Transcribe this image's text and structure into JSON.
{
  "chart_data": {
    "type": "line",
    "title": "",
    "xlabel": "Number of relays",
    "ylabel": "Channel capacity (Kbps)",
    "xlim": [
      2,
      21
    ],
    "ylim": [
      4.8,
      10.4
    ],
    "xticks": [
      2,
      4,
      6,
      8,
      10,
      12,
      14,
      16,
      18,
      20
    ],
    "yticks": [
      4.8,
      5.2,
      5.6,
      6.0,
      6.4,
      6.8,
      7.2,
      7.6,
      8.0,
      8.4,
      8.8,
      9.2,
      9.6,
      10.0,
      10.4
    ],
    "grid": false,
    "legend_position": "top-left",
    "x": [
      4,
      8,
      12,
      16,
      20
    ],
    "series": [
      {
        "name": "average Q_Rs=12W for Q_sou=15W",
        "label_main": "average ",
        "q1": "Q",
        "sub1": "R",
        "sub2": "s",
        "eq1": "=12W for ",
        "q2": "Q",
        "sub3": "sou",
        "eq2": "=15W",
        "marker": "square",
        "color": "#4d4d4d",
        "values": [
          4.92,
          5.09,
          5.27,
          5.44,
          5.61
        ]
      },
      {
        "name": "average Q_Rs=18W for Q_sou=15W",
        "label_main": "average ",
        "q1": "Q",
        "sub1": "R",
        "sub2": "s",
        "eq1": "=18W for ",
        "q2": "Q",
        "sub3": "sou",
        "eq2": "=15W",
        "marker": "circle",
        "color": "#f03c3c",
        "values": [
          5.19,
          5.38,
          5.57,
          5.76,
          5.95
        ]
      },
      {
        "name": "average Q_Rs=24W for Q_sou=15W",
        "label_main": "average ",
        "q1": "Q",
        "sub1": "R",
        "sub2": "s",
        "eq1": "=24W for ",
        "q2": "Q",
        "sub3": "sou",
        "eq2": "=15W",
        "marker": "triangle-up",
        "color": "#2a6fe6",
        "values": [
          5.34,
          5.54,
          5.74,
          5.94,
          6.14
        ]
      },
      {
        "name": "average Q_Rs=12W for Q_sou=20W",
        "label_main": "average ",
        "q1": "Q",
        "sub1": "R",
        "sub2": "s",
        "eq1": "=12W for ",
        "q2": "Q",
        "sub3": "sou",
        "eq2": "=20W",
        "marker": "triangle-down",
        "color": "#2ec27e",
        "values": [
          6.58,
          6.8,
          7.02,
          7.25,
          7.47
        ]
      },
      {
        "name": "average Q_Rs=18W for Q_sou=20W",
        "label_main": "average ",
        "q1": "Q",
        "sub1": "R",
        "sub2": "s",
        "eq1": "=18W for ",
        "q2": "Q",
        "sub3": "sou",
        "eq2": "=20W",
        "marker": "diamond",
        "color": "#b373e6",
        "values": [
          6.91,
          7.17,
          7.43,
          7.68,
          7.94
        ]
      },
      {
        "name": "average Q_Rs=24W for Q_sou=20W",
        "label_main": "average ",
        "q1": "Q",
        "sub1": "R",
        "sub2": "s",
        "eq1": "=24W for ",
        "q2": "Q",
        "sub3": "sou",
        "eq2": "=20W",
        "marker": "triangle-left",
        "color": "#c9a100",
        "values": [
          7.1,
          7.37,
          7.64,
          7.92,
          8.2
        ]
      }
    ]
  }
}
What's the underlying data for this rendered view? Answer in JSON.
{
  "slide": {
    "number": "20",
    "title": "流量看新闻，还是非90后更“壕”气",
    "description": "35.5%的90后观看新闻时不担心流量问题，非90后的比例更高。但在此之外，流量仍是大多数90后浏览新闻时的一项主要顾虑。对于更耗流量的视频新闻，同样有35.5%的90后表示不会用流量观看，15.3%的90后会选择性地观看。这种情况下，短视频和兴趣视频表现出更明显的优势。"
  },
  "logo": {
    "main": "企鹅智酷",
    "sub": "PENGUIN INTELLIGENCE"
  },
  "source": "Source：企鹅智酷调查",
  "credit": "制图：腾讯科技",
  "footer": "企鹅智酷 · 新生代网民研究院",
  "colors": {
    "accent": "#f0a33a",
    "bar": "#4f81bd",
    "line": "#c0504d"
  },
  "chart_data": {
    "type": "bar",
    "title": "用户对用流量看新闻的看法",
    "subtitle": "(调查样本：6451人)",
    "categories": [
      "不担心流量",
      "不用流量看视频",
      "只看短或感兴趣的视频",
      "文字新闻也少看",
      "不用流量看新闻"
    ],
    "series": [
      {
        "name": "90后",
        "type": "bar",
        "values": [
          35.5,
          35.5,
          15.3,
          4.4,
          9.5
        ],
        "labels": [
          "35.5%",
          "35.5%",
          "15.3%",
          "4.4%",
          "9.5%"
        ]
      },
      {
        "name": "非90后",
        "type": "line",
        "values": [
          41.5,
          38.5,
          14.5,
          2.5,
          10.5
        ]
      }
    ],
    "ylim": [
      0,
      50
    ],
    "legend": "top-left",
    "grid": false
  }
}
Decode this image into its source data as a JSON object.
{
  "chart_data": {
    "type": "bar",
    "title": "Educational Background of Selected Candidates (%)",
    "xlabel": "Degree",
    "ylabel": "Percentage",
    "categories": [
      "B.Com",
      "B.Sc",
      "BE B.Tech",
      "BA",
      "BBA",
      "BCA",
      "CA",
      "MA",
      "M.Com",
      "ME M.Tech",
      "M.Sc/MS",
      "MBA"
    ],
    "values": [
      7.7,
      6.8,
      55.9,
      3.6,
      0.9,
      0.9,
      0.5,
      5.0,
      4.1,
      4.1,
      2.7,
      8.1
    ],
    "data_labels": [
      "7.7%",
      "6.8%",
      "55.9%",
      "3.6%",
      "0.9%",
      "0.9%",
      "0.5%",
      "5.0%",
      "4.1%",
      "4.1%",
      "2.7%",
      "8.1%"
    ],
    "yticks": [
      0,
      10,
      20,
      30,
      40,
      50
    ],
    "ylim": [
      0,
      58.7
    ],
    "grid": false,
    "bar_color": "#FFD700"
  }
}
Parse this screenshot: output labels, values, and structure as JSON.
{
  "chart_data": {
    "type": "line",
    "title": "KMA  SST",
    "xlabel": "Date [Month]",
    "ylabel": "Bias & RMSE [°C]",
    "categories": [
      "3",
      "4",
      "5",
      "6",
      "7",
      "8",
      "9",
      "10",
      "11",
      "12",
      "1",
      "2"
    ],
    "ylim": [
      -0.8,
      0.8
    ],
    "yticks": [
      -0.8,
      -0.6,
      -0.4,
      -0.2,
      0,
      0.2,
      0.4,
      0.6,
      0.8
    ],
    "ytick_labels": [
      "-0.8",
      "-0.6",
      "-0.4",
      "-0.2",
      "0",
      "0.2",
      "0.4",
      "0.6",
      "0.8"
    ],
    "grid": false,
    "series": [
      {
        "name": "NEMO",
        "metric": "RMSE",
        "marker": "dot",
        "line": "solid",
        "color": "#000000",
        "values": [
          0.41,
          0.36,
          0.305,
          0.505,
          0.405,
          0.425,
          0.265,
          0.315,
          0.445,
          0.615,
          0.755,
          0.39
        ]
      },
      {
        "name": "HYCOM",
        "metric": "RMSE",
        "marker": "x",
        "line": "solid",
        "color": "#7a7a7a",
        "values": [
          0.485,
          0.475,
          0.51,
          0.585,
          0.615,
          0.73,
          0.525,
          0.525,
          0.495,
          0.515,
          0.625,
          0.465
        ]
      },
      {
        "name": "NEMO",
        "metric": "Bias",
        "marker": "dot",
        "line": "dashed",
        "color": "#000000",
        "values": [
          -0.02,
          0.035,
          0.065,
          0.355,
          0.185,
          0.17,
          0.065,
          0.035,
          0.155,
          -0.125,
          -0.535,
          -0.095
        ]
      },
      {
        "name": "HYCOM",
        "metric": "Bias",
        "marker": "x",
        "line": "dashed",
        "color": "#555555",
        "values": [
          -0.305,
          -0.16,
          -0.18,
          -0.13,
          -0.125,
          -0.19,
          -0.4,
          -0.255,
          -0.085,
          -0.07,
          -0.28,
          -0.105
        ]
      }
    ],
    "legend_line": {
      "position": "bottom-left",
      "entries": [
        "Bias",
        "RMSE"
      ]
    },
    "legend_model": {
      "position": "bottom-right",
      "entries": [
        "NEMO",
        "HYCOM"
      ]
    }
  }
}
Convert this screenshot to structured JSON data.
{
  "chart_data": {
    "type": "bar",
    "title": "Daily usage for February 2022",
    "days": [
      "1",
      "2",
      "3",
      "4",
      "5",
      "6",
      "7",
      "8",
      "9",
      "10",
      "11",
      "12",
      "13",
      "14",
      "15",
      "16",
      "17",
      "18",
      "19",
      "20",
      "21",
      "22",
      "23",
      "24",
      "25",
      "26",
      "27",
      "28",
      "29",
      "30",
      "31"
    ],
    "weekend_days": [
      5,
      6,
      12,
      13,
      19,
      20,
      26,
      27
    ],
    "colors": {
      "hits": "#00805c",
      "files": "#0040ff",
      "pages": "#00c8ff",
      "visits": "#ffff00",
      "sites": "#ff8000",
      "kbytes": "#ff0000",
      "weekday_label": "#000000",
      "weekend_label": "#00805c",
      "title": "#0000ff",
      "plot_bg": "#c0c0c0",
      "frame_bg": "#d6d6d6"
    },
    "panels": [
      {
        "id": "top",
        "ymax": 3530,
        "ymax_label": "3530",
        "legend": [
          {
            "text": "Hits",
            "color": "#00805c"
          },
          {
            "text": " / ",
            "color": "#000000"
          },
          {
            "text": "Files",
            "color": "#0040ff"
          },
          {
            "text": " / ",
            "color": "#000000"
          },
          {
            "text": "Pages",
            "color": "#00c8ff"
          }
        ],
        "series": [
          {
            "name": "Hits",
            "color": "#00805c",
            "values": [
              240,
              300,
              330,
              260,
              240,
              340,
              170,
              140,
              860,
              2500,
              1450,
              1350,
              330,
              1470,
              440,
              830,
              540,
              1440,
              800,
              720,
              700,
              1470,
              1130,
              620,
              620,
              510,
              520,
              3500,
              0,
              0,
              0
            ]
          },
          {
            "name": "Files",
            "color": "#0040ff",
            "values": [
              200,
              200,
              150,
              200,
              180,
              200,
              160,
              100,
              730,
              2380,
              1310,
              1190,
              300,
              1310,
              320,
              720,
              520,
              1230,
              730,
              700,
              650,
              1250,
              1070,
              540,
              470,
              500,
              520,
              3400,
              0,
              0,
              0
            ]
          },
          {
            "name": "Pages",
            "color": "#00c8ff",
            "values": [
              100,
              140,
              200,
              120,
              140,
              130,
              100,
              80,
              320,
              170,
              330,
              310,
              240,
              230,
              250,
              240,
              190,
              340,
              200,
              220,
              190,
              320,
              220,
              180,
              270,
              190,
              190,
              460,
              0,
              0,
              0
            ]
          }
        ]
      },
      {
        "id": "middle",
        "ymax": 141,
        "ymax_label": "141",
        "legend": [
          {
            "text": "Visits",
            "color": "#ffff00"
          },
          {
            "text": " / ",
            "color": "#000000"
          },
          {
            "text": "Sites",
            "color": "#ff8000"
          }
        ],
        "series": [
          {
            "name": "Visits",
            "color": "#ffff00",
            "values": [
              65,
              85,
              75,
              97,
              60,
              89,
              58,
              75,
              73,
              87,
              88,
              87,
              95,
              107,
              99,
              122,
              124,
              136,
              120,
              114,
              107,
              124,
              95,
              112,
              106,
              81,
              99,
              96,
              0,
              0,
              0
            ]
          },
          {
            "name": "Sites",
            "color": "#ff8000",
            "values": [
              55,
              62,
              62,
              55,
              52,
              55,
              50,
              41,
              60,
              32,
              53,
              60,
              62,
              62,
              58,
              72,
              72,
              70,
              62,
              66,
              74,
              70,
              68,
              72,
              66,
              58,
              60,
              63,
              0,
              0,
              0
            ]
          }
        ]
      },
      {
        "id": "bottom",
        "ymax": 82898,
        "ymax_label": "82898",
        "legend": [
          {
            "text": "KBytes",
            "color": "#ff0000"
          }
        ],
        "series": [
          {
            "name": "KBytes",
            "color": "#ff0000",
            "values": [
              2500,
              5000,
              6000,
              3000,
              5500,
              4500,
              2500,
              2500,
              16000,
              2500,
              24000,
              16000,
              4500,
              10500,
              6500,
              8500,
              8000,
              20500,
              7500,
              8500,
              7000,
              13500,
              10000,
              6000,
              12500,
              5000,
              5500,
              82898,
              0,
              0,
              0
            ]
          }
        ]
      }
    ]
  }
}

· · ·

**Exercise instructions:** Where a line holds "RMSE", copy that line.

**Reply to the task:**
    "ylabel": "Bias & RMSE [°C]",
        "metric": "RMSE",
        "metric": "RMSE",
        "RMSE"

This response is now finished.